> **WHAT IS NEEDED**
Write out the listing below in full and exactly, leaving out every picture.

> **MATERIAL FOR THIS EXERCISE**
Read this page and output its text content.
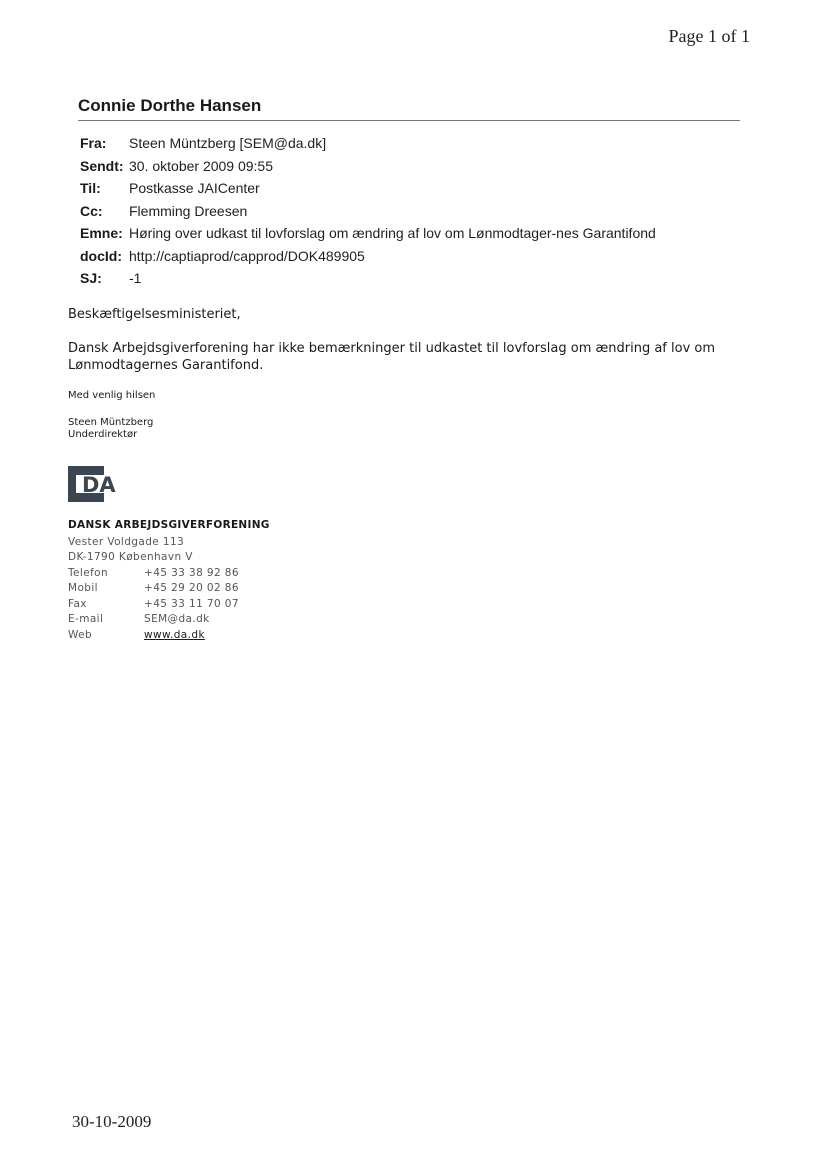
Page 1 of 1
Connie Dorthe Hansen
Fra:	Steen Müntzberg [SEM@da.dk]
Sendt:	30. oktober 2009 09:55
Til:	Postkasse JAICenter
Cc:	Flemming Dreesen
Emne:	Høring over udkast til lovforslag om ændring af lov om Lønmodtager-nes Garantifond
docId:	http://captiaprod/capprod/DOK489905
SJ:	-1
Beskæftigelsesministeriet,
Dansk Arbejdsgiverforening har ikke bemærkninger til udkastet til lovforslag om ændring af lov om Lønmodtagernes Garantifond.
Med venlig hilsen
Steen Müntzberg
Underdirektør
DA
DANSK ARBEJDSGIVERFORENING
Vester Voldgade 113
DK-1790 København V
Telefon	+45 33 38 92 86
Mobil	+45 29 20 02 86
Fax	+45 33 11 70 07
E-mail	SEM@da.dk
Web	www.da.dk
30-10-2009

> **THE RESULT**
Read this page and output its text content.
Page 1 of 1
Connie Dorthe Hansen
Fra:	Steen Müntzberg [SEM@da.dk]
Sendt:	30. oktober 2009 09:55
Til:	Postkasse JAICenter
Cc:	Flemming Dreesen
Emne:	Høring over udkast til lovforslag om ændring af lov om Lønmodtager-nes Garantifond
docId:	http://captiaprod/capprod/DOK489905
SJ:	-1
Beskæftigelsesministeriet,
Dansk Arbejdsgiverforening har ikke bemærkninger til udkastet til lovforslag om ændring af lov om Lønmodtagernes Garantifond.
Med venlig hilsen
Steen Müntzberg
Underdirektør
DA
DANSK ARBEJDSGIVERFORENING
Vester Voldgade 113
DK-1790 København V
Telefon	+45 33 38 92 86
Mobil	+45 29 20 02 86
Fax	+45 33 11 70 07
E-mail	SEM@da.dk
Web	www.da.dk
30-10-2009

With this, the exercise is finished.